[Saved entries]
►

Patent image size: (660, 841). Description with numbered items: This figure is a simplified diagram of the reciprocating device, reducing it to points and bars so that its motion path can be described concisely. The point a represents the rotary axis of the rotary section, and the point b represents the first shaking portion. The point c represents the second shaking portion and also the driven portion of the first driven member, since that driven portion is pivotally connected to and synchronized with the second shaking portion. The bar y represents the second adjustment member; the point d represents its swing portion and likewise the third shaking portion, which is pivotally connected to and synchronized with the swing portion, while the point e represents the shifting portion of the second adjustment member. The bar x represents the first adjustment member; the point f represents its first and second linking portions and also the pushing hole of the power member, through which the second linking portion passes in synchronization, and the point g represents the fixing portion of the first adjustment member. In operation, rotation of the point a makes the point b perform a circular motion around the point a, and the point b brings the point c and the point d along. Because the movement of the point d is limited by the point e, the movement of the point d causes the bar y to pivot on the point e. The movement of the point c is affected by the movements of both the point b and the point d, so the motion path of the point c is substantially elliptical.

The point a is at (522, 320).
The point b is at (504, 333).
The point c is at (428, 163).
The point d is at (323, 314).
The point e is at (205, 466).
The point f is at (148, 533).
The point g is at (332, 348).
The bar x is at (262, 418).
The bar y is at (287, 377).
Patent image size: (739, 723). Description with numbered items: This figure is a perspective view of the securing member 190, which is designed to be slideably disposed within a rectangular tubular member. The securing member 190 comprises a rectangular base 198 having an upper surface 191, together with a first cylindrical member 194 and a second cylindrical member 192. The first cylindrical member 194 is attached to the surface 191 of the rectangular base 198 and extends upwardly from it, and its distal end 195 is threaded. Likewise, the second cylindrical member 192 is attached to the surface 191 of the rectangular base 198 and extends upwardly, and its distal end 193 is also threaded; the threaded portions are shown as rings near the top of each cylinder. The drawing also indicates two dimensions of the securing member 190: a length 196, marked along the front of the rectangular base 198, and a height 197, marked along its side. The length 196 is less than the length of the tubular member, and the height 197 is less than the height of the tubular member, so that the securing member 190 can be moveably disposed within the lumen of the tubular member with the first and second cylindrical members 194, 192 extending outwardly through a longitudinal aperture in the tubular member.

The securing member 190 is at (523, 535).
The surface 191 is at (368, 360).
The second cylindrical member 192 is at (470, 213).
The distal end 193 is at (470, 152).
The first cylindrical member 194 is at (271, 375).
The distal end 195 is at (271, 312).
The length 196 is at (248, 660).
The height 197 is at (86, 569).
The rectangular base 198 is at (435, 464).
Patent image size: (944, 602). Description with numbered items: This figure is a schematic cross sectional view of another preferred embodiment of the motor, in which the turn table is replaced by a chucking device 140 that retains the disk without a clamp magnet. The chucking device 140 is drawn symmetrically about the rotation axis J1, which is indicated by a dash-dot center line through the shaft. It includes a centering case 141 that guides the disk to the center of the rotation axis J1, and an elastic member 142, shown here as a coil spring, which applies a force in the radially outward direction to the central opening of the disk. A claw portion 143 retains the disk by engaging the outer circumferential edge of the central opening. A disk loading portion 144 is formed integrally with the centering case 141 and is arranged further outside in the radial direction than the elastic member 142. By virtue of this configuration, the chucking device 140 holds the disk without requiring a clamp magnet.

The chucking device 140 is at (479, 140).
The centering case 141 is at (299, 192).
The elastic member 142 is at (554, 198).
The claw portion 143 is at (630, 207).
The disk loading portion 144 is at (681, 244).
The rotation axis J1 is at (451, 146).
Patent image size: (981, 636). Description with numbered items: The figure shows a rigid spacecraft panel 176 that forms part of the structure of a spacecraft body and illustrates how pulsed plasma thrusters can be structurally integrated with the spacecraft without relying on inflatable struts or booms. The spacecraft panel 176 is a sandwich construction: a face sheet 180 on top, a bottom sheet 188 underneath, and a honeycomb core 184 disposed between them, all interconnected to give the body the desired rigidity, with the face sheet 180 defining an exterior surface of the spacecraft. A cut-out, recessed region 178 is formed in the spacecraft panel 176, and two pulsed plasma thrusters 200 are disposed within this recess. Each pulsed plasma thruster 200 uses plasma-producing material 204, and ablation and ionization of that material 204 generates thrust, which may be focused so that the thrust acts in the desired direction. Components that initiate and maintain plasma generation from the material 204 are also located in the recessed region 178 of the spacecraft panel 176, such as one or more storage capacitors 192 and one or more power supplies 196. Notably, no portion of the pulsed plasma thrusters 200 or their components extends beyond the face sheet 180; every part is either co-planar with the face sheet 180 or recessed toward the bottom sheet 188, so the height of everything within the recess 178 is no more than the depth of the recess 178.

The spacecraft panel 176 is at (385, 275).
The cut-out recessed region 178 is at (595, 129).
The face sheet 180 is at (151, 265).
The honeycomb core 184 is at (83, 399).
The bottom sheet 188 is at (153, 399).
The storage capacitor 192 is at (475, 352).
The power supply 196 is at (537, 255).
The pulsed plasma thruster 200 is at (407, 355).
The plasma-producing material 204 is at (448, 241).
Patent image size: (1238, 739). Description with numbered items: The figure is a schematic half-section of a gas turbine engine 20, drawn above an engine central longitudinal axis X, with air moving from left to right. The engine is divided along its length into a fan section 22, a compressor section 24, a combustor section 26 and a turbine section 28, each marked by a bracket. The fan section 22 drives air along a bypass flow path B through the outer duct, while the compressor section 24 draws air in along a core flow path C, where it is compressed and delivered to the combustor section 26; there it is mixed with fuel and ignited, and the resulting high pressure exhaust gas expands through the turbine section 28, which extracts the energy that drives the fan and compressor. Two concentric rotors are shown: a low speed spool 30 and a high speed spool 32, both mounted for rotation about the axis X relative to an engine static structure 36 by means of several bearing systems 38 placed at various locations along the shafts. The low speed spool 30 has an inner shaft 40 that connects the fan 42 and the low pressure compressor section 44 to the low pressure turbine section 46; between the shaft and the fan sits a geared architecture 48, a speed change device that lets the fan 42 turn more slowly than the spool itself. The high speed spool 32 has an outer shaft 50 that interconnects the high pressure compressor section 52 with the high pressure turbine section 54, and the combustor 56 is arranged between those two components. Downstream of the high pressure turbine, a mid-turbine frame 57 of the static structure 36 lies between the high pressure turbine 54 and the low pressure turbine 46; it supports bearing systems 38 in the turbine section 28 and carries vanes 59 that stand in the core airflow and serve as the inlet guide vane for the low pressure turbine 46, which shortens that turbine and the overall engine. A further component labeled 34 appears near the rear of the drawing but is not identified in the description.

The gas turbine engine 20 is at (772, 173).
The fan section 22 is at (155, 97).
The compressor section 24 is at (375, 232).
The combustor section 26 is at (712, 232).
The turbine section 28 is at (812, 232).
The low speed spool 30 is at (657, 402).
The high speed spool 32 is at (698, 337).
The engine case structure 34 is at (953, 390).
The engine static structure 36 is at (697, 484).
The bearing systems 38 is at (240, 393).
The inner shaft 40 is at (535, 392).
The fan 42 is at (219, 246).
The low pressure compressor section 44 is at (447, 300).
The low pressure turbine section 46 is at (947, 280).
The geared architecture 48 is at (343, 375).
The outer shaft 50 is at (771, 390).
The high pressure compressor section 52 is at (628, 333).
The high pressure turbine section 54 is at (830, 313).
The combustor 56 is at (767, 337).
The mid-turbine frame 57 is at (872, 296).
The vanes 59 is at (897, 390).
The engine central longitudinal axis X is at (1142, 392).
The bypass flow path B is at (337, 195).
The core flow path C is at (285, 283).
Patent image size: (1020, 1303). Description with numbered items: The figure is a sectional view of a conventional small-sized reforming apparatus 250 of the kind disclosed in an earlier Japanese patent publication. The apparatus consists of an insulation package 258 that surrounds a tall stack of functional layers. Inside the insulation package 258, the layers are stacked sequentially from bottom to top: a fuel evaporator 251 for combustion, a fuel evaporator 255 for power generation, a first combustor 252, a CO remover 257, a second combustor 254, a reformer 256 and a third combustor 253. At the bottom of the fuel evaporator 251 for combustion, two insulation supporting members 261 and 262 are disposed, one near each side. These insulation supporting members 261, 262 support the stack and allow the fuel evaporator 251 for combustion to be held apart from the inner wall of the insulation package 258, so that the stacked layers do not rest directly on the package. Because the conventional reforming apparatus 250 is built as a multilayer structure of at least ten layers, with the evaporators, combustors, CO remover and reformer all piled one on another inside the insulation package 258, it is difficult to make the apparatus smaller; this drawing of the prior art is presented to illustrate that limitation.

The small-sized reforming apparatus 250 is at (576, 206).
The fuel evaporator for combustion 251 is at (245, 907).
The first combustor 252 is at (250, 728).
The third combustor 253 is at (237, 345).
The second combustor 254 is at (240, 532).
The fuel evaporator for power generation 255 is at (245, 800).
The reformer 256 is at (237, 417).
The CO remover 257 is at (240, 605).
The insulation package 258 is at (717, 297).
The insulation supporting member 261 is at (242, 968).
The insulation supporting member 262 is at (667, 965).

◄

**Task instructions**
Report every line in the items above that contains the word "sheet", copying each such line in full.

**Final answer**
Patent image size: (981, 636). Description with numbered items: The figure shows a rigid spacecraft panel 176 that forms part of the structure of a spacecraft body and illustrates how pulsed plasma thrusters can be structurally integrated with the spacecraft without relying on inflatable struts or booms. The spacecraft panel 176 is a sandwich construction: a face sheet 180 on top, a bottom sheet 188 underneath, and a honeycomb core 184 disposed between them, all interconnected to give the body the desired rigidity, with the face sheet 180 defining an exterior surface of the spacecraft. A cut-out, recessed region 178 is formed in the spacecraft panel 176, and two pulsed plasma thrusters 200 are disposed within this recess. Each pulsed plasma thruster 200 uses plasma-producing material 204, and ablation and ionization of that material 204 generates thrust, which may be focused so that the thrust acts in the desired direction. Components that initiate and maintain plasma generation from the material 204 are also located in the recessed region 178 of the spacecraft panel 176, such as one or more storage capacitors 192 and one or more power supplies 196. Notably, no portion of the pulsed plasma thrusters 200 or their components extends beyond the face sheet 180; every part is either co-planar with the face sheet 180 or recessed toward the bottom sheet 188, so the height of everything within the recess 178 is no more than the depth of the recess 178.
The face sheet 180 is at (151, 265).
The bottom sheet 188 is at (153, 399).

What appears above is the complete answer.